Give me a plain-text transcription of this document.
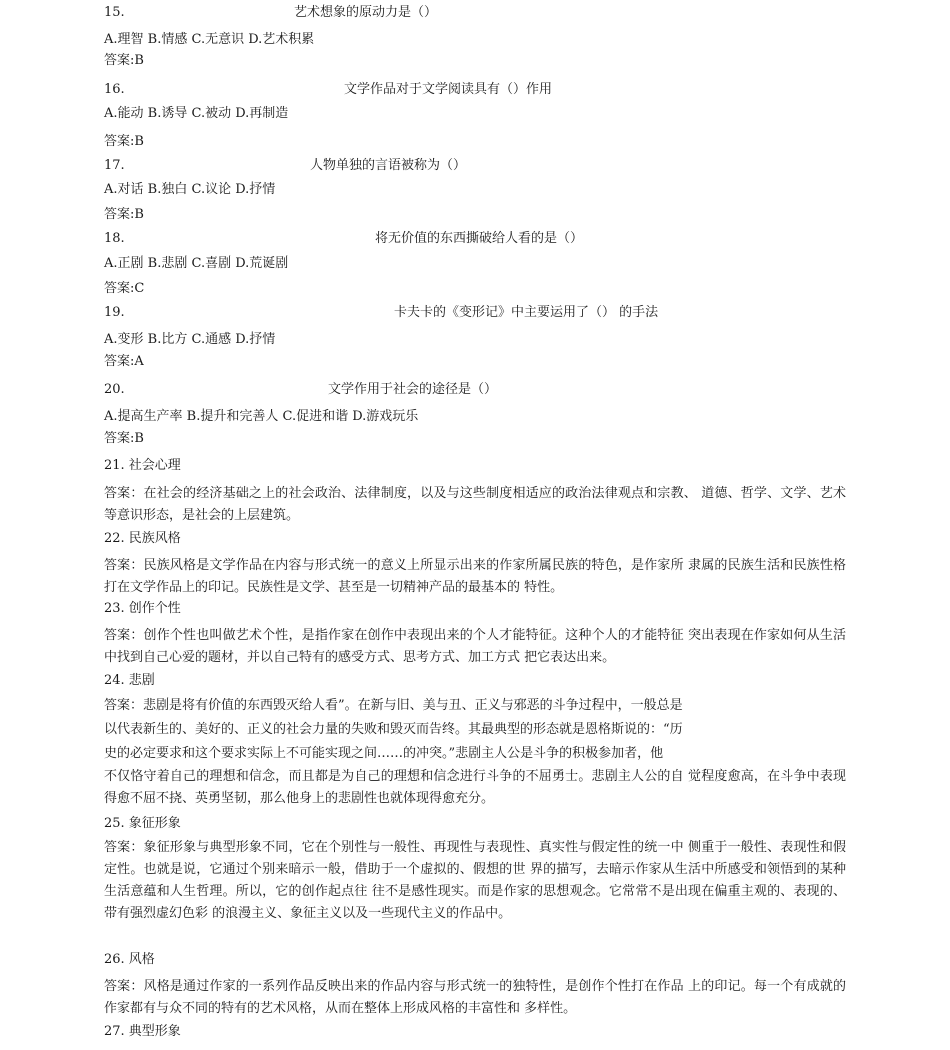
15.	艺术想象的原动力是（）
A.理智 B.情感 C.无意识 D.艺术积累
答案:B
16.	文学作品对于文学阅读具有（）作用
A.能动 B.诱导 C.被动 D.再制造
答案:B
17.	人物单独的言语被称为（）
A.对话 B.独白 C.议论 D.抒情
答案:B
18.	将无价值的东西撕破给人看的是（）
A.正剧 B.悲剧 C.喜剧 D.荒诞剧
答案:C
19.	卡夫卡的《变形记》中主要运用了（） 的手法
A.变形 B.比方 C.通感 D.抒情
答案:A
20.	文学作用于社会的途径是（）
A.提高生产率 B.提升和完善人 C.促进和谐 D.游戏玩乐
答案:B
21. 社会心理
答案：在社会的经济基础之上的社会政治、法律制度，以及与这些制度相适应的政治法律观点和宗教、 道德、哲学、文学、艺术等意识形态，是社会的上层建筑。
22. 民族风格
答案：民族风格是文学作品在内容与形式统一的意义上所显示出来的作家所属民族的特色，是作家所 隶属的民族生活和民族性格打在文学作品上的印记。民族性是文学、甚至是一切精神产品的最基本的 特性。
23. 创作个性
答案：创作个性也叫做艺术个性，是指作家在创作中表现出来的个人才能特征。这种个人的才能特征 突出表现在作家如何从生活中找到自己心爱的题材，并以自己特有的感受方式、思考方式、加工方式 把它表达出来。
24. 悲剧
答案：悲剧是将有价值的东西毁灭给人看”。在新与旧、美与丑、正义与邪恶的斗争过程中，一般总是
以代表新生的、美好的、正义的社会力量的失败和毁灭而告终。其最典型的形态就是恩格斯说的：“历
史的必定要求和这个要求实际上不可能实现之间……的冲突。”悲剧主人公是斗争的积极参加者，他
不仅恪守着自己的理想和信念，而且都是为自己的理想和信念进行斗争的不屈勇士。悲剧主人公的自 觉程度愈高，在斗争中表现得愈不屈不挠、英勇坚韧，那么他身上的悲剧性也就体现得愈充分。
25. 象征形象
答案：象征形象与典型形象不同，它在个别性与一般性、再现性与表现性、真实性与假定性的统一中 侧重于一般性、表现性和假定性。也就是说，它通过个别来暗示一般，借助于一个虚拟的、假想的世 界的描写，去暗示作家从生活中所感受和领悟到的某种生活意蕴和人生哲理。所以，它的创作起点往 往不是感性现实。而是作家的思想观念。它常常不是出现在偏重主观的、表现的、带有强烈虚幻色彩 的浪漫主义、象征主义以及一些现代主义的作品中。
26. 风格
答案：风格是通过作家的一系列作品反映出来的作品内容与形式统一的独特性，是创作个性打在作品 上的印记。每一个有成就的作家都有与众不同的特有的艺术风格，从而在整体上形成风格的丰富性和 多样性。
27. 典型形象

★ ★ ★ ★ ★

PROBLEM TO WORK ON: Reproduce the data above in full, exactly as it is, with the pictures left out.

EXERCISE ANSWER:
Give me a plain-text transcription of this document.
15.	艺术想象的原动力是（）
A.理智 B.情感 C.无意识 D.艺术积累
答案:B
16.	文学作品对于文学阅读具有（）作用
A.能动 B.诱导 C.被动 D.再制造
答案:B
17.	人物单独的言语被称为（）
A.对话 B.独白 C.议论 D.抒情
答案:B
18.	将无价值的东西撕破给人看的是（）
A.正剧 B.悲剧 C.喜剧 D.荒诞剧
答案:C
19.	卡夫卡的《变形记》中主要运用了（） 的手法
A.变形 B.比方 C.通感 D.抒情
答案:A
20.	文学作用于社会的途径是（）
A.提高生产率 B.提升和完善人 C.促进和谐 D.游戏玩乐
答案:B
21. 社会心理
答案：在社会的经济基础之上的社会政治、法律制度，以及与这些制度相适应的政治法律观点和宗教、 道德、哲学、文学、艺术等意识形态，是社会的上层建筑。
22. 民族风格
答案：民族风格是文学作品在内容与形式统一的意义上所显示出来的作家所属民族的特色，是作家所 隶属的民族生活和民族性格打在文学作品上的印记。民族性是文学、甚至是一切精神产品的最基本的 特性。
23. 创作个性
答案：创作个性也叫做艺术个性，是指作家在创作中表现出来的个人才能特征。这种个人的才能特征 突出表现在作家如何从生活中找到自己心爱的题材，并以自己特有的感受方式、思考方式、加工方式 把它表达出来。
24. 悲剧
答案：悲剧是将有价值的东西毁灭给人看”。在新与旧、美与丑、正义与邪恶的斗争过程中，一般总是
以代表新生的、美好的、正义的社会力量的失败和毁灭而告终。其最典型的形态就是恩格斯说的：“历
史的必定要求和这个要求实际上不可能实现之间……的冲突。”悲剧主人公是斗争的积极参加者，他
不仅恪守着自己的理想和信念，而且都是为自己的理想和信念进行斗争的不屈勇士。悲剧主人公的自 觉程度愈高，在斗争中表现得愈不屈不挠、英勇坚韧，那么他身上的悲剧性也就体现得愈充分。
25. 象征形象
答案：象征形象与典型形象不同，它在个别性与一般性、再现性与表现性、真实性与假定性的统一中 侧重于一般性、表现性和假定性。也就是说，它通过个别来暗示一般，借助于一个虚拟的、假想的世 界的描写，去暗示作家从生活中所感受和领悟到的某种生活意蕴和人生哲理。所以，它的创作起点往 往不是感性现实。而是作家的思想观念。它常常不是出现在偏重主观的、表现的、带有强烈虚幻色彩 的浪漫主义、象征主义以及一些现代主义的作品中。
26. 风格
答案：风格是通过作家的一系列作品反映出来的作品内容与形式统一的独特性，是创作个性打在作品 上的印记。每一个有成就的作家都有与众不同的特有的艺术风格，从而在整体上形成风格的丰富性和 多样性。
27. 典型形象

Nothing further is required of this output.